▶ [Dataset items]:
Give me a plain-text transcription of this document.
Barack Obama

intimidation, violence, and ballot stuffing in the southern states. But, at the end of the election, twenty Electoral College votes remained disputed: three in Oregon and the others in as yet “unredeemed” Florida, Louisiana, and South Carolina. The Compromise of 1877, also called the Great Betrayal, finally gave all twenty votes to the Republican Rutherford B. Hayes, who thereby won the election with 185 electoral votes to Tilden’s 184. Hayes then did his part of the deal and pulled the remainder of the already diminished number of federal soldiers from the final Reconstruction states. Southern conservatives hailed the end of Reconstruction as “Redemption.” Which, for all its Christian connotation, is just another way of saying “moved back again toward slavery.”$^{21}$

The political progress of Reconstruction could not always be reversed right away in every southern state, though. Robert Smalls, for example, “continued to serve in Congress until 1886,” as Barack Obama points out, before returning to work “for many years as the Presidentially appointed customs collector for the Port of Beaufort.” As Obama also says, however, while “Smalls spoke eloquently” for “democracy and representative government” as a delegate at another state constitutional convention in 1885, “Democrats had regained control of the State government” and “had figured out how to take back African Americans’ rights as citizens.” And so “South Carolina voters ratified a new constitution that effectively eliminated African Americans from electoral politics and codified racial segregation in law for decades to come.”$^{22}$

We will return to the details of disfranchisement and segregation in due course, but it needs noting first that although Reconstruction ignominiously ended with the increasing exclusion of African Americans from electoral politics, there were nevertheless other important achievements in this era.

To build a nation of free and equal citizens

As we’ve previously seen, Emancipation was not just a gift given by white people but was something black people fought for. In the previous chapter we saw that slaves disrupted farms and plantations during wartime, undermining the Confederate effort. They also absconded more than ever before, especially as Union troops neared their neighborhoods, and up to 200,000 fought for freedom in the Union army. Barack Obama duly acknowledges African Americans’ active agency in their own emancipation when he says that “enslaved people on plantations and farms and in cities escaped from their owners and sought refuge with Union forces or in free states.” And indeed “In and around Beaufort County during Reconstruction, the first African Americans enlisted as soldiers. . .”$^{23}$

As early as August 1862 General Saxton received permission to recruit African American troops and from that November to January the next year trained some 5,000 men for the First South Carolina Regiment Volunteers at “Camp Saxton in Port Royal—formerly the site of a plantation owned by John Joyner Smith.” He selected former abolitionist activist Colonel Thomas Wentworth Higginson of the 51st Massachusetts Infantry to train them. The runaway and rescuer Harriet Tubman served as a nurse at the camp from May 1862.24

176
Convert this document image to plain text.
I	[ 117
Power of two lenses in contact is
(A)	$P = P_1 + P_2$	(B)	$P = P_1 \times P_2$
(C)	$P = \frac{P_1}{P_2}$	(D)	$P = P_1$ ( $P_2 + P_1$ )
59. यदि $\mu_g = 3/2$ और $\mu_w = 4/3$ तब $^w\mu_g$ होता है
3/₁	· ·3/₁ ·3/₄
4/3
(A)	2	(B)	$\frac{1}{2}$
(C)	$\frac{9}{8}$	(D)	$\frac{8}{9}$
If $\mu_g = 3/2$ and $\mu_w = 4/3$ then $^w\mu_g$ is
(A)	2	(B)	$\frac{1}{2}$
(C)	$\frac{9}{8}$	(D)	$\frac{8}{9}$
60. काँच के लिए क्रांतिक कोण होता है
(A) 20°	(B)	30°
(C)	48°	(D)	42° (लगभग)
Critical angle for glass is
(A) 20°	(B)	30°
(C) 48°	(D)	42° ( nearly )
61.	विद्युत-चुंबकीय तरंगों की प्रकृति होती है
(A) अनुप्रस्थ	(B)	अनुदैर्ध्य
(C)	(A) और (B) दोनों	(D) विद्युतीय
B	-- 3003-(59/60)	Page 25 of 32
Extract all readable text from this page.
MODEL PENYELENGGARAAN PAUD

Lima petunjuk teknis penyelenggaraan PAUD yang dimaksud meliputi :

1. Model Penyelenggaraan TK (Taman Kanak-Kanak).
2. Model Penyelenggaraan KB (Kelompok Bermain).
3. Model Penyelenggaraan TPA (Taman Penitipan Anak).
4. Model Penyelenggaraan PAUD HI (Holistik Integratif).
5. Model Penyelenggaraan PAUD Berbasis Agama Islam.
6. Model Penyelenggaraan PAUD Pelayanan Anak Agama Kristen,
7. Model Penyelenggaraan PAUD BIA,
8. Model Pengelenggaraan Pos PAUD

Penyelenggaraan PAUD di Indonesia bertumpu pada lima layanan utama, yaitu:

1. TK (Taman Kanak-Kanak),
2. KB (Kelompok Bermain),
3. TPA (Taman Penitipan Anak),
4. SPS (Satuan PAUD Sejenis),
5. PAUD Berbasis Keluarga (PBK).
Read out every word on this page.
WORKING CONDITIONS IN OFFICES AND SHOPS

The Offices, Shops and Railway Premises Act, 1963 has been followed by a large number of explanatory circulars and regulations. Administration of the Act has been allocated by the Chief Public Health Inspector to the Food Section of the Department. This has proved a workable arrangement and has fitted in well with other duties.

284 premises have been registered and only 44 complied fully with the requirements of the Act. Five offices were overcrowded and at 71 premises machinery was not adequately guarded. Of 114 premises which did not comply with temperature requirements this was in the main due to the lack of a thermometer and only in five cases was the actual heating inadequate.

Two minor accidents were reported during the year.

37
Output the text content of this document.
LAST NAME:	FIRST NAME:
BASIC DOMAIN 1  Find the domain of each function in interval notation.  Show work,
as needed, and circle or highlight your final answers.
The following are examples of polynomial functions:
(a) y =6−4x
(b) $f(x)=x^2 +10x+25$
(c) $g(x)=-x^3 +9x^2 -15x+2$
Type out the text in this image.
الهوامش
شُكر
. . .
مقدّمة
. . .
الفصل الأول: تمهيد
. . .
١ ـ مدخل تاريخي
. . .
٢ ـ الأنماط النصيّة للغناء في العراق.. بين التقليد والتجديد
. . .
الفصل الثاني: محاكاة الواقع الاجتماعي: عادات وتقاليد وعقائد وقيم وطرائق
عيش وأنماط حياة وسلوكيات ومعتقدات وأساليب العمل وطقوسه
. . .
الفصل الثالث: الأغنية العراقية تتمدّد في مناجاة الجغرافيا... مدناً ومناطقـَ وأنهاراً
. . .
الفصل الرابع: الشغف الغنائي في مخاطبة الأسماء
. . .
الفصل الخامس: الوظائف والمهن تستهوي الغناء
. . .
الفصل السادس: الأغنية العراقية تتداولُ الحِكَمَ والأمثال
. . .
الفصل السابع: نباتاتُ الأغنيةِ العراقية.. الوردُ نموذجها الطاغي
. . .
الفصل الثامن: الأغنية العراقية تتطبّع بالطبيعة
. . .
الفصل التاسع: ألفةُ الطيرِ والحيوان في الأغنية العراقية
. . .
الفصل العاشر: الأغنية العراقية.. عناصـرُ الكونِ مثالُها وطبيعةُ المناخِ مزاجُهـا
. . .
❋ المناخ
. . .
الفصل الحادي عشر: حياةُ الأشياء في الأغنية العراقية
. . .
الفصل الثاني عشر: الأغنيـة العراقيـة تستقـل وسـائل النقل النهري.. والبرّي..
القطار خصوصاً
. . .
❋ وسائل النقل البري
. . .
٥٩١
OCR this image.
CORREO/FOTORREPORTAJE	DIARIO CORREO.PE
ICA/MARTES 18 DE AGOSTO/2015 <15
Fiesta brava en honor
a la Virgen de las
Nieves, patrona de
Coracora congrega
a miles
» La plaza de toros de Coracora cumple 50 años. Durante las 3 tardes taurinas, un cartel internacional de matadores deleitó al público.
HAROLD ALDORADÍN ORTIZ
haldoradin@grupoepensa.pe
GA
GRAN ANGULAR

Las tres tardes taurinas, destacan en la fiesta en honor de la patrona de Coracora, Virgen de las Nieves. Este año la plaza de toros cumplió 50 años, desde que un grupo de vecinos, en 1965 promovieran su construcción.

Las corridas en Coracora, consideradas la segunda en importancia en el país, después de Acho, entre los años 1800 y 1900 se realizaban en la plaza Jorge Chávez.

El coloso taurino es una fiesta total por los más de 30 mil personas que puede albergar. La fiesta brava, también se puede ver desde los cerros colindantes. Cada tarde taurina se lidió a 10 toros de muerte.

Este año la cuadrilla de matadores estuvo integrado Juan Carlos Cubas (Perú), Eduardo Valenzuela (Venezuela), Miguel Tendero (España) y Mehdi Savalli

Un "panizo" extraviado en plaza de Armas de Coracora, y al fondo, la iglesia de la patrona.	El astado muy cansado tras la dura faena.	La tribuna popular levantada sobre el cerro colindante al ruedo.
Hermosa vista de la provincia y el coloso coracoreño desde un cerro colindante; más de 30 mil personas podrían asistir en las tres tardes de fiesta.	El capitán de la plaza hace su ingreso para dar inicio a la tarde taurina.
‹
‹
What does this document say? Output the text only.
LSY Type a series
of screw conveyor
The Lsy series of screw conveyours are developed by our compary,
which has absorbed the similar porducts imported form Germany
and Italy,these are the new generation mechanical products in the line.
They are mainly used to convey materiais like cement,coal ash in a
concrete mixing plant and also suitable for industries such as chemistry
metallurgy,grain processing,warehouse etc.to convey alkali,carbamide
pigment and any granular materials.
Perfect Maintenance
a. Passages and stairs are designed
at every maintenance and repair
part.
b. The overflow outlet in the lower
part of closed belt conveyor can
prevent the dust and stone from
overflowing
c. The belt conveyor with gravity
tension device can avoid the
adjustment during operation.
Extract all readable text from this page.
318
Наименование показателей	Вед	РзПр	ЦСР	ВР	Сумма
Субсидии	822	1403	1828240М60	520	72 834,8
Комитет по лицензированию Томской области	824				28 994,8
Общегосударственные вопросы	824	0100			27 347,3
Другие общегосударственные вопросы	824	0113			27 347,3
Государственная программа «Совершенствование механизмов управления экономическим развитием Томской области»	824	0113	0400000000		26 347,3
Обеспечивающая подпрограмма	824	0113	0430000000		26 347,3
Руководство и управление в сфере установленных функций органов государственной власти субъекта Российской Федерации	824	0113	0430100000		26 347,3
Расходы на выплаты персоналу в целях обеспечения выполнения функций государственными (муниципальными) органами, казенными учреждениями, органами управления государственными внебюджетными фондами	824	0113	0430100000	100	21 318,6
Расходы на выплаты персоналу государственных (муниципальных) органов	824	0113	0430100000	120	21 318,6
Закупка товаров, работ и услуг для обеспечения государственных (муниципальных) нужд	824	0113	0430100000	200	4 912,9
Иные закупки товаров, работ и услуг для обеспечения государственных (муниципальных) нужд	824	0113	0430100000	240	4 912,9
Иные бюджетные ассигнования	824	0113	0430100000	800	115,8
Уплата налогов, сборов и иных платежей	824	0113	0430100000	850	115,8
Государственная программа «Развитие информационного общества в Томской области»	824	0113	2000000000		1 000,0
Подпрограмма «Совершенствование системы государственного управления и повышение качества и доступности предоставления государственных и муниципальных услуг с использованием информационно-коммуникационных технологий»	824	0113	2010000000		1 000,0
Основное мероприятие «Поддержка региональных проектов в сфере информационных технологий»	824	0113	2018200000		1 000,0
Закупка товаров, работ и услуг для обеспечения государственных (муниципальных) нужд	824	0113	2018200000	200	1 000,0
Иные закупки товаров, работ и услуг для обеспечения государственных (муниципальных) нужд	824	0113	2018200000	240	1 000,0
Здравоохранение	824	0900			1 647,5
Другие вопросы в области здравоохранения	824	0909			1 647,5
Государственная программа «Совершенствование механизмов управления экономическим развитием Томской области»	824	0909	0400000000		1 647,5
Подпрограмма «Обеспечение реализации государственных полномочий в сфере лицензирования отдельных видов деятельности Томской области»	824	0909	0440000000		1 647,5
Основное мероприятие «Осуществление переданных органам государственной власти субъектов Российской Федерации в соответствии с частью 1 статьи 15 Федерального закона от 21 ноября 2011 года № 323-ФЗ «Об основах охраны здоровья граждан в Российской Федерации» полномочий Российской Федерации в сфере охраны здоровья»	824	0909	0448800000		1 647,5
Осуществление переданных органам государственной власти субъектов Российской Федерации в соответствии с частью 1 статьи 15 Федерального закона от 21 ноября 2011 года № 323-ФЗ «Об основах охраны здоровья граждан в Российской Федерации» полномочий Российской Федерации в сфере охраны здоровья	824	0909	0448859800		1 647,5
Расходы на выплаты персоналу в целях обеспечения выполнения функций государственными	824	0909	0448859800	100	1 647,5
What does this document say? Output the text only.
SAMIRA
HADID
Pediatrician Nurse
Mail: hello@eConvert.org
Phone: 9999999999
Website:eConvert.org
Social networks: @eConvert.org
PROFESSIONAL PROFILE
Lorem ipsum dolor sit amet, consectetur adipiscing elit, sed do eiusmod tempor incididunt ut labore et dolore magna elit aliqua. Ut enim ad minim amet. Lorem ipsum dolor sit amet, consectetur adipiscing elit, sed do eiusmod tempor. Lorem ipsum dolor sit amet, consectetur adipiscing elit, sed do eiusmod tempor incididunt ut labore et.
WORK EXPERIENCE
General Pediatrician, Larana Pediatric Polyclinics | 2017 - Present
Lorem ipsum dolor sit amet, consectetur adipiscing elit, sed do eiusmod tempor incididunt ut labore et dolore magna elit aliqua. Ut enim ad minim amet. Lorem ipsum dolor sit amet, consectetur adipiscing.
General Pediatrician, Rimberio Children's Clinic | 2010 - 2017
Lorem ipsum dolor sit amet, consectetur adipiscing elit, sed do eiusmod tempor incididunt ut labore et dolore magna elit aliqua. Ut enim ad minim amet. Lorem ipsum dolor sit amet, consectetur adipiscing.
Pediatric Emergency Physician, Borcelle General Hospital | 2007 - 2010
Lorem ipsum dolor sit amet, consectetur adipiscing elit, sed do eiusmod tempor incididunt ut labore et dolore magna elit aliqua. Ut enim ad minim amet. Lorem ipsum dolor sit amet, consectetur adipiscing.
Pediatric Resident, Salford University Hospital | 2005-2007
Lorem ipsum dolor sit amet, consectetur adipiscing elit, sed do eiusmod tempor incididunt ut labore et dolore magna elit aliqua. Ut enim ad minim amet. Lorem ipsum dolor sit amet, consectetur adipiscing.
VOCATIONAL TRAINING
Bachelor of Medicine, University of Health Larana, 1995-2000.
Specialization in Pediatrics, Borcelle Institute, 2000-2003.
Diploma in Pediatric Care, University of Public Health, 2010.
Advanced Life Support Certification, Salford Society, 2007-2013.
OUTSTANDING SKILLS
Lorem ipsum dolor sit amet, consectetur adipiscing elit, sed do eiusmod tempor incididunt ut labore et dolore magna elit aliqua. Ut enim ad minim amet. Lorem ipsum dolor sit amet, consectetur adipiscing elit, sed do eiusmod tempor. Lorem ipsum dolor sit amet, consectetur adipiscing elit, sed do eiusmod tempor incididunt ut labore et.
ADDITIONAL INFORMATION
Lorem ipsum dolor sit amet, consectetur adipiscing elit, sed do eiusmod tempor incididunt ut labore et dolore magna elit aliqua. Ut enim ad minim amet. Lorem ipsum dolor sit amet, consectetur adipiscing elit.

▶ [Problem]: Track down every line with the word "персоналу" and copy it.

▶ [Task solution]:
Расходы на выплаты персоналу в целях обеспечения выполнения функций государственными (муниципальными) органами, казенными учреждениями, органами управления государственными внебюджетными фондами	824	0113	0430100000	100	21 318,6
Расходы на выплаты персоналу государственных (муниципальных) органов	824	0113	0430100000	120	21 318,6
Расходы на выплаты персоналу в целях обеспечения выполнения функций государственными	824	0909	0448859800	100	1 647,5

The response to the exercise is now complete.